■ **WHAT IS ASKED**
Pick out each line of the records in which the word "Kunčice" appears.

* START SOURCE DATA *

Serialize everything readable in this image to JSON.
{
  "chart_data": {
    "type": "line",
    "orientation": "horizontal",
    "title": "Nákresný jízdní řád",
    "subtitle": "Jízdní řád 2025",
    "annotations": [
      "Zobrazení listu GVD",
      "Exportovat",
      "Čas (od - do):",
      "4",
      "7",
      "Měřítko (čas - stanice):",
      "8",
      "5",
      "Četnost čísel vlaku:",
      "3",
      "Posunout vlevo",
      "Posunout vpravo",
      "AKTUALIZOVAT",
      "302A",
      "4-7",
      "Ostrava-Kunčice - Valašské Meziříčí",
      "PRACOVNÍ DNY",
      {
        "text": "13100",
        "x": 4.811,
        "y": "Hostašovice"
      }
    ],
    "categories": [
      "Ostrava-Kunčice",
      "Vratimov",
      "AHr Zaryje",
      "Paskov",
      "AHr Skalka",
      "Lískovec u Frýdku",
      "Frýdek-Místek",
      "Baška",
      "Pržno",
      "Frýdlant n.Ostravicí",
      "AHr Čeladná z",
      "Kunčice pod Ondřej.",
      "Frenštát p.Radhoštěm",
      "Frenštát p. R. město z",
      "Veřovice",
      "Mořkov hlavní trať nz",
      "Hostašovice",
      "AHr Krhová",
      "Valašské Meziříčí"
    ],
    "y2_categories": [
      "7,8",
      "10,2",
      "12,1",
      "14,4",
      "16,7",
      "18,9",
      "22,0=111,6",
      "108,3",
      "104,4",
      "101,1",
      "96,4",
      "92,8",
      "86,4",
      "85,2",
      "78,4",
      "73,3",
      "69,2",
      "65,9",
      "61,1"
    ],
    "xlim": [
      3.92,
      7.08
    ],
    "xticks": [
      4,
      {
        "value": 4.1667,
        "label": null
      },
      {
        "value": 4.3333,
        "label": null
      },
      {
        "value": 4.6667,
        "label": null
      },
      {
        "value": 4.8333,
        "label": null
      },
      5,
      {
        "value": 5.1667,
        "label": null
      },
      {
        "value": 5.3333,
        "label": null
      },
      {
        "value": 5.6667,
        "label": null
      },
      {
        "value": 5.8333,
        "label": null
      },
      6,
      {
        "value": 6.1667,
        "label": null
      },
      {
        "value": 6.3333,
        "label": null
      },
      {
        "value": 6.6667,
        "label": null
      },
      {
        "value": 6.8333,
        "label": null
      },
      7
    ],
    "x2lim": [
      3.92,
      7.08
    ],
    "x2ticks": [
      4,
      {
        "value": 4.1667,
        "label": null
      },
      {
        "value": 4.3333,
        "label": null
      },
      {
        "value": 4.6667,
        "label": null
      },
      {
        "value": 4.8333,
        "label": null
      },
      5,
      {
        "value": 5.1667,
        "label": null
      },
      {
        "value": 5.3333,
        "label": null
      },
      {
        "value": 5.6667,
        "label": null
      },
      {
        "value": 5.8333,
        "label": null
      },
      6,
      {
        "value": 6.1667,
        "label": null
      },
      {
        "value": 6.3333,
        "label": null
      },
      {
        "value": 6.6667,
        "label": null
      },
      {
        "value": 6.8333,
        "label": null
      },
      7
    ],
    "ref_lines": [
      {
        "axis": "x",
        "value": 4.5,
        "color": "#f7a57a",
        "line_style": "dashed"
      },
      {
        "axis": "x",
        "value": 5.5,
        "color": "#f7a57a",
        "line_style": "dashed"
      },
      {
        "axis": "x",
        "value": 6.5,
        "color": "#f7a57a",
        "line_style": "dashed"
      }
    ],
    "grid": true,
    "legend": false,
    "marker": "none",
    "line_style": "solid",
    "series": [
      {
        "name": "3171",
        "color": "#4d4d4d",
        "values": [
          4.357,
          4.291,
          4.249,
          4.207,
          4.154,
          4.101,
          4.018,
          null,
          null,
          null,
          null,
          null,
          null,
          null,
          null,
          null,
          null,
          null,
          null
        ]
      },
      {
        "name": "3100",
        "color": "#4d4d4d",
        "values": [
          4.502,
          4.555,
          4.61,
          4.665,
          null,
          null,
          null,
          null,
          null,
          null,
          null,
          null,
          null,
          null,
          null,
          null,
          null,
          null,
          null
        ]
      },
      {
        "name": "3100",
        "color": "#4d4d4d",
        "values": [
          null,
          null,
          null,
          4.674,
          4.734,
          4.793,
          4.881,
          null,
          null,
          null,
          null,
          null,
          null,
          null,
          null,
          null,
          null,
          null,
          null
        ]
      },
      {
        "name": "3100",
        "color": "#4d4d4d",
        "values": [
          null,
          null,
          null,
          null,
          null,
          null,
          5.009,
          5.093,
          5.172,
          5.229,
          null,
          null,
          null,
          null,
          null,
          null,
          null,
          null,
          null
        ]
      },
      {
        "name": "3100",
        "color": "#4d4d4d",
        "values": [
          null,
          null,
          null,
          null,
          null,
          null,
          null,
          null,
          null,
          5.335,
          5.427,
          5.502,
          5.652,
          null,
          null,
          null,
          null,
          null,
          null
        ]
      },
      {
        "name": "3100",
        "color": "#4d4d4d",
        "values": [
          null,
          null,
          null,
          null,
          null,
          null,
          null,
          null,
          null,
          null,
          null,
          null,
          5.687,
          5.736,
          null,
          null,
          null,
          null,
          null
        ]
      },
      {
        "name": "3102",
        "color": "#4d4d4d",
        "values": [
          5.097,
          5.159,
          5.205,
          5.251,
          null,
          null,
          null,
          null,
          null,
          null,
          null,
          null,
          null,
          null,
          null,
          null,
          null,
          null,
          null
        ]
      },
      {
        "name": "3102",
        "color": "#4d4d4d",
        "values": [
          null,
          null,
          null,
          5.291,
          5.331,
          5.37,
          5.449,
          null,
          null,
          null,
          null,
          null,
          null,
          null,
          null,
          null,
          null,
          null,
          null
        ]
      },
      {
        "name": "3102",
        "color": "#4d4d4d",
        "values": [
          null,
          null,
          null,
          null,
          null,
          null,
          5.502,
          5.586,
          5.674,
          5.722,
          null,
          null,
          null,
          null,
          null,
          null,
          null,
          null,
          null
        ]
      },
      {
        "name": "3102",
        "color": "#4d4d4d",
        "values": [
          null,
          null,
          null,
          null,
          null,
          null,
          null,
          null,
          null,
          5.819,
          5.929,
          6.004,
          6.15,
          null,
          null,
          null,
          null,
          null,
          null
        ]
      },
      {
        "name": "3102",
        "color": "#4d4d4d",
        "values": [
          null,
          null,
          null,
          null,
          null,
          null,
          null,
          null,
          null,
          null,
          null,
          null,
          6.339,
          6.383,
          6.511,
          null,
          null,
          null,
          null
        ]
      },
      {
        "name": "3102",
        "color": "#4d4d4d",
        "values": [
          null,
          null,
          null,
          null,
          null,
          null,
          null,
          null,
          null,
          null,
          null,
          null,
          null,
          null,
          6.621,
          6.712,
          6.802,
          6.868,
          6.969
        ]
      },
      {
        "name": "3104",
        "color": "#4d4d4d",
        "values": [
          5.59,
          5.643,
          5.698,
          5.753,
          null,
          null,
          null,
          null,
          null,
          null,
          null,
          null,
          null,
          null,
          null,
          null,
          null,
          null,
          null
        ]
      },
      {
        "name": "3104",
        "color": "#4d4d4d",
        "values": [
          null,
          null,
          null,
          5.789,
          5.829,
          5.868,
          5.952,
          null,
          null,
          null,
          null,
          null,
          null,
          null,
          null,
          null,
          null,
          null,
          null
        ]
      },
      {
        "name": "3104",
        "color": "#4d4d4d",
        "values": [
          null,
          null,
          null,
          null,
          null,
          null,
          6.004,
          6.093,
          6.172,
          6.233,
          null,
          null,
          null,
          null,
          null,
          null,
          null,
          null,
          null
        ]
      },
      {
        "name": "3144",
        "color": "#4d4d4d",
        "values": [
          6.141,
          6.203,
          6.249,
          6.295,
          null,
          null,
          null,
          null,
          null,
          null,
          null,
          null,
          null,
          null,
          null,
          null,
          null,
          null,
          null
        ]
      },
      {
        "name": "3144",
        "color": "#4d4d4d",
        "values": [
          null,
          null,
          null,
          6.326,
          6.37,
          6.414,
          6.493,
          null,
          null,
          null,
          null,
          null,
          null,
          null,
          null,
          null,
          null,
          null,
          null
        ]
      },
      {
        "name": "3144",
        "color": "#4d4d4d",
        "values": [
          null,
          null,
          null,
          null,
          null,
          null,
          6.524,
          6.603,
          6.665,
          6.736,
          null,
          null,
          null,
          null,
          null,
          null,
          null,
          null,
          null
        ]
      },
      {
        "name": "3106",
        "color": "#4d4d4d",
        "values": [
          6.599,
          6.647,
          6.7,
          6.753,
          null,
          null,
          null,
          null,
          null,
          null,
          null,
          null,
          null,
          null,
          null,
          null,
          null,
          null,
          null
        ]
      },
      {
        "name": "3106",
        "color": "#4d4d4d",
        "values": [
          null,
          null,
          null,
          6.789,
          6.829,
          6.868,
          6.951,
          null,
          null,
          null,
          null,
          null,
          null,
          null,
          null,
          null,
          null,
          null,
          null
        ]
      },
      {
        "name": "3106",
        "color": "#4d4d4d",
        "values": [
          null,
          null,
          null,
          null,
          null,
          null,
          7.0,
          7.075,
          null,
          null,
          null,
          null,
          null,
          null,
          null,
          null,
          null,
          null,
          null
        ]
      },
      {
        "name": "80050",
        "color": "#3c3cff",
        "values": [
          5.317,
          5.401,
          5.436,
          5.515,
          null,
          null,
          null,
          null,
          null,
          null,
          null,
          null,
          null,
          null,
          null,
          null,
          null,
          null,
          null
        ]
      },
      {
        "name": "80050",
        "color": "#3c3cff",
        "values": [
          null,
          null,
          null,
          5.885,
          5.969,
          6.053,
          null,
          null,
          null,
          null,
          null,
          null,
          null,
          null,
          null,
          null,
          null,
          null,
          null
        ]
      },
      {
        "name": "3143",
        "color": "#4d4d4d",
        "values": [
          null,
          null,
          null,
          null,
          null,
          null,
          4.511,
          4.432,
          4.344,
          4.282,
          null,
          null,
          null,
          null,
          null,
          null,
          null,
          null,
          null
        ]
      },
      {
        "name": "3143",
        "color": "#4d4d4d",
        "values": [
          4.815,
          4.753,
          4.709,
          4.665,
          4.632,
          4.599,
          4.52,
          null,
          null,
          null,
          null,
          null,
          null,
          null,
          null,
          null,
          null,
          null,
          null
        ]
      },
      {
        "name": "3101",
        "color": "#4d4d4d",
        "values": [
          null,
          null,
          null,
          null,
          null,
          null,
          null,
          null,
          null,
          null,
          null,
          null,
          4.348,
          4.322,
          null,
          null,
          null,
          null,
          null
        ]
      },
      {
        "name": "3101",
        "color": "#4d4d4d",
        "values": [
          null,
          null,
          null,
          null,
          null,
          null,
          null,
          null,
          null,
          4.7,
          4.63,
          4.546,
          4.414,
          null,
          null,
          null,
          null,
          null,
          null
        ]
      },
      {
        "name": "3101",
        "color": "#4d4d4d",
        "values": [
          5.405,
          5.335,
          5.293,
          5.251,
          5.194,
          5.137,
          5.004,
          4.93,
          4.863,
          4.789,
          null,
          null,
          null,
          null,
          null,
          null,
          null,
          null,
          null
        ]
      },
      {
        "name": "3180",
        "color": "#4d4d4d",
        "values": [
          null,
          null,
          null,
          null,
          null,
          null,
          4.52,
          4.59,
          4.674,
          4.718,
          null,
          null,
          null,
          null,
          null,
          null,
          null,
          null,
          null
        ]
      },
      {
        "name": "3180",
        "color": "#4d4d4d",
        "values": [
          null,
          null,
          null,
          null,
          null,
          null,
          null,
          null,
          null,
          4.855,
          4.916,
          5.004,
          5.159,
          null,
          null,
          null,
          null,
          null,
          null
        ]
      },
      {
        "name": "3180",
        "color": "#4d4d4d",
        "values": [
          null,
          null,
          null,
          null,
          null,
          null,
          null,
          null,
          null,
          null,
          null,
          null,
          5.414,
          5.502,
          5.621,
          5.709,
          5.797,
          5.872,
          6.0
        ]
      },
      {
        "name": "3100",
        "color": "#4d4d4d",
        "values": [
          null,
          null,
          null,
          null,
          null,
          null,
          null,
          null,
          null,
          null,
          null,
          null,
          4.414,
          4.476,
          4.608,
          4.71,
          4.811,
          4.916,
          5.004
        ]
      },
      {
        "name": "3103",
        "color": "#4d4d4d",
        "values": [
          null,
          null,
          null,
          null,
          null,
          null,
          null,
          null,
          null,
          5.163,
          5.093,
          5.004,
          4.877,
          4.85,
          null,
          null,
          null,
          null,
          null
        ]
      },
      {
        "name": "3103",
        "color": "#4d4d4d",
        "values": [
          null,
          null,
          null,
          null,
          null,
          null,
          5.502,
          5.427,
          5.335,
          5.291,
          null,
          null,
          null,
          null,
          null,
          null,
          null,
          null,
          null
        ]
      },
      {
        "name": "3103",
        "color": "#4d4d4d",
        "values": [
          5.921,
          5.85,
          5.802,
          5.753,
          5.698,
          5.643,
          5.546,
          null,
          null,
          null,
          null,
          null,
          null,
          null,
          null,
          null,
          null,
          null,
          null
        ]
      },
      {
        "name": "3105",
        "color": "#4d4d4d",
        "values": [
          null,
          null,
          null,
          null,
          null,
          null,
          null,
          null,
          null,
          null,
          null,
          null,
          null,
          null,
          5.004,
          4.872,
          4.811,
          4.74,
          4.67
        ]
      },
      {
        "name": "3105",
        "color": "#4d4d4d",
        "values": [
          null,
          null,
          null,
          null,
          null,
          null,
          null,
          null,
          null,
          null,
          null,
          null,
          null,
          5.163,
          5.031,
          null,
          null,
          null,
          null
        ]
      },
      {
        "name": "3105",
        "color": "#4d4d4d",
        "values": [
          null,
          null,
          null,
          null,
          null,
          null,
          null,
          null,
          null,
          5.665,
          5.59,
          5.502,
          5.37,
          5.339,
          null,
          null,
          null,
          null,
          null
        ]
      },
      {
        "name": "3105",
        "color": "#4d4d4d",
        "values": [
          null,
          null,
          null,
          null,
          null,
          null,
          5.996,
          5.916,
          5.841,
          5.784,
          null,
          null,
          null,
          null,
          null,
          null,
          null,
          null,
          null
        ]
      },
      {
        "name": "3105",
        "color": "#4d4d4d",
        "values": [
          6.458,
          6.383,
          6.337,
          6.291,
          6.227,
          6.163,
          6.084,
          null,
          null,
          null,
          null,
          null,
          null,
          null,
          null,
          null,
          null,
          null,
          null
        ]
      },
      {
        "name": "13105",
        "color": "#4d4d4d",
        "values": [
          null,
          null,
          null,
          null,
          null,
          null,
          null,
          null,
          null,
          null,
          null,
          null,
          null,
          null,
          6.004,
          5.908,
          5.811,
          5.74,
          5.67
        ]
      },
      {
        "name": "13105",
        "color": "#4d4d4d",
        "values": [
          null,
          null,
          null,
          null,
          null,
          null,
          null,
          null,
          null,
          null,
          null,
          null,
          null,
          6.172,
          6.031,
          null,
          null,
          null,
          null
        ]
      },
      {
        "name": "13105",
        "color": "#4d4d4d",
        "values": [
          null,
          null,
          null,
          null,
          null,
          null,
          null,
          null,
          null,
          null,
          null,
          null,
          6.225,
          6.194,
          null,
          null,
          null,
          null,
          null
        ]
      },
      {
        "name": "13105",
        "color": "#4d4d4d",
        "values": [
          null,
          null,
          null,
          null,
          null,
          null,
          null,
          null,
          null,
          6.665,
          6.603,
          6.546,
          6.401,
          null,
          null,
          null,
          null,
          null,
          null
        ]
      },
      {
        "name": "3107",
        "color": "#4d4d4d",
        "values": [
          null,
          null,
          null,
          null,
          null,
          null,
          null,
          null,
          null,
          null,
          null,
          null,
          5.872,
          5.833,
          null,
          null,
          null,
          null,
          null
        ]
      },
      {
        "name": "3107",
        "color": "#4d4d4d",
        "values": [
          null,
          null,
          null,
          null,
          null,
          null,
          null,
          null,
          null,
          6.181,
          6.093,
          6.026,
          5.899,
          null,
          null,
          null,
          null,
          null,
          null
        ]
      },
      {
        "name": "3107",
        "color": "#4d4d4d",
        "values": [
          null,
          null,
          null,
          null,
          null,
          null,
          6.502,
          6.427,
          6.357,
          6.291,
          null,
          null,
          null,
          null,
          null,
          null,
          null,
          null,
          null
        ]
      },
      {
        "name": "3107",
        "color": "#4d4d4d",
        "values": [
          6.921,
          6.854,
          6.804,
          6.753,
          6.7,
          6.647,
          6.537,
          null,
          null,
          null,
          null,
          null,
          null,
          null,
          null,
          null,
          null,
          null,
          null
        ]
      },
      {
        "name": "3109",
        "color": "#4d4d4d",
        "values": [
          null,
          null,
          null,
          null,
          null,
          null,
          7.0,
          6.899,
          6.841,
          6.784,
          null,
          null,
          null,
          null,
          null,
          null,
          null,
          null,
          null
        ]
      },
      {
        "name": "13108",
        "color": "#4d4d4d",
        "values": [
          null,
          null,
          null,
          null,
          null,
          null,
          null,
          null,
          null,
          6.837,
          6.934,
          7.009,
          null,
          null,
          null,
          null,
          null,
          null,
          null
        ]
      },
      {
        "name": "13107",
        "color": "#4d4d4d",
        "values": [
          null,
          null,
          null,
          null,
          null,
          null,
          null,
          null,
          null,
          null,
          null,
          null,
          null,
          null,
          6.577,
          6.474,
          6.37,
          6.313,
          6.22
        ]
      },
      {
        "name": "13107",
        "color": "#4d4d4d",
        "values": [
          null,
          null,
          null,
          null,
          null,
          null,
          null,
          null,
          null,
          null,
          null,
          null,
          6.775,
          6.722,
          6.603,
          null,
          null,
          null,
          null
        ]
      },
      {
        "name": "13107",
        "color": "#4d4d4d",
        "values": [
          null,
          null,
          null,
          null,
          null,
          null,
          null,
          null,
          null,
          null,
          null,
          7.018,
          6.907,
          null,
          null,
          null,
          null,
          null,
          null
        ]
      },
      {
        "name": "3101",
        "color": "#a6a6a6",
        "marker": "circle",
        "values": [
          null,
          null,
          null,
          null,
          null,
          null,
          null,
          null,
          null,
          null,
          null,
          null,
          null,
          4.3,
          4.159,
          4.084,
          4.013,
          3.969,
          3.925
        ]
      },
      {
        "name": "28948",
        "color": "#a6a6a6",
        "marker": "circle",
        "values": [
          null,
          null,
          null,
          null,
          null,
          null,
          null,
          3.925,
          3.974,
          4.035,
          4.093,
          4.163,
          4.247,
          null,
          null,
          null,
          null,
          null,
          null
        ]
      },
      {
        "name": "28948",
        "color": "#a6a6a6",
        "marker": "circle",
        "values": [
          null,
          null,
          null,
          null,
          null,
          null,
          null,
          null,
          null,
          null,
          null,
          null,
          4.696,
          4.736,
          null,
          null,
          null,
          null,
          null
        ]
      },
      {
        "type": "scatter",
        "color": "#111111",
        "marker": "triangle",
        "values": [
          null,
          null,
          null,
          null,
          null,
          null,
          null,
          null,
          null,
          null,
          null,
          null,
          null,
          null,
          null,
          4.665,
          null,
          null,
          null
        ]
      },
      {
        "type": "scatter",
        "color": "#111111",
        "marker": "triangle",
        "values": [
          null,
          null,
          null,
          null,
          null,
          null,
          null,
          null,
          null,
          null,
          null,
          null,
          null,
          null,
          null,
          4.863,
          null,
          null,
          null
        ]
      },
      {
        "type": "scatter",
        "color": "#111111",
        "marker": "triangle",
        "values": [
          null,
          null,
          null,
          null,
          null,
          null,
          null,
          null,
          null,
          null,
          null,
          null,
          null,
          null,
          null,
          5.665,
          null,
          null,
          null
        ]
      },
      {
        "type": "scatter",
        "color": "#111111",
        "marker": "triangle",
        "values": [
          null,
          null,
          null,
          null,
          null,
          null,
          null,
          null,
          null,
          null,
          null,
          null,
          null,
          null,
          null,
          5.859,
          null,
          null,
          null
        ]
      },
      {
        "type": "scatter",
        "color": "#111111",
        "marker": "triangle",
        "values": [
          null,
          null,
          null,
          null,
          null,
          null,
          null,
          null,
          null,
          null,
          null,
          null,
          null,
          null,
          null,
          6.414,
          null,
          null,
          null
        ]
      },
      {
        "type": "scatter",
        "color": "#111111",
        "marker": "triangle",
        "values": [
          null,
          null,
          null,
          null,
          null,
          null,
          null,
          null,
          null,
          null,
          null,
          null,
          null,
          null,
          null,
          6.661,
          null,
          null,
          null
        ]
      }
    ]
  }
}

* END SOURCE DATA *

■ **RESULT**
      "Ostrava-Kunčice - Valašské Meziříčí",
      "Ostrava-Kunčice",
      "Kunčice pod Ondřej.",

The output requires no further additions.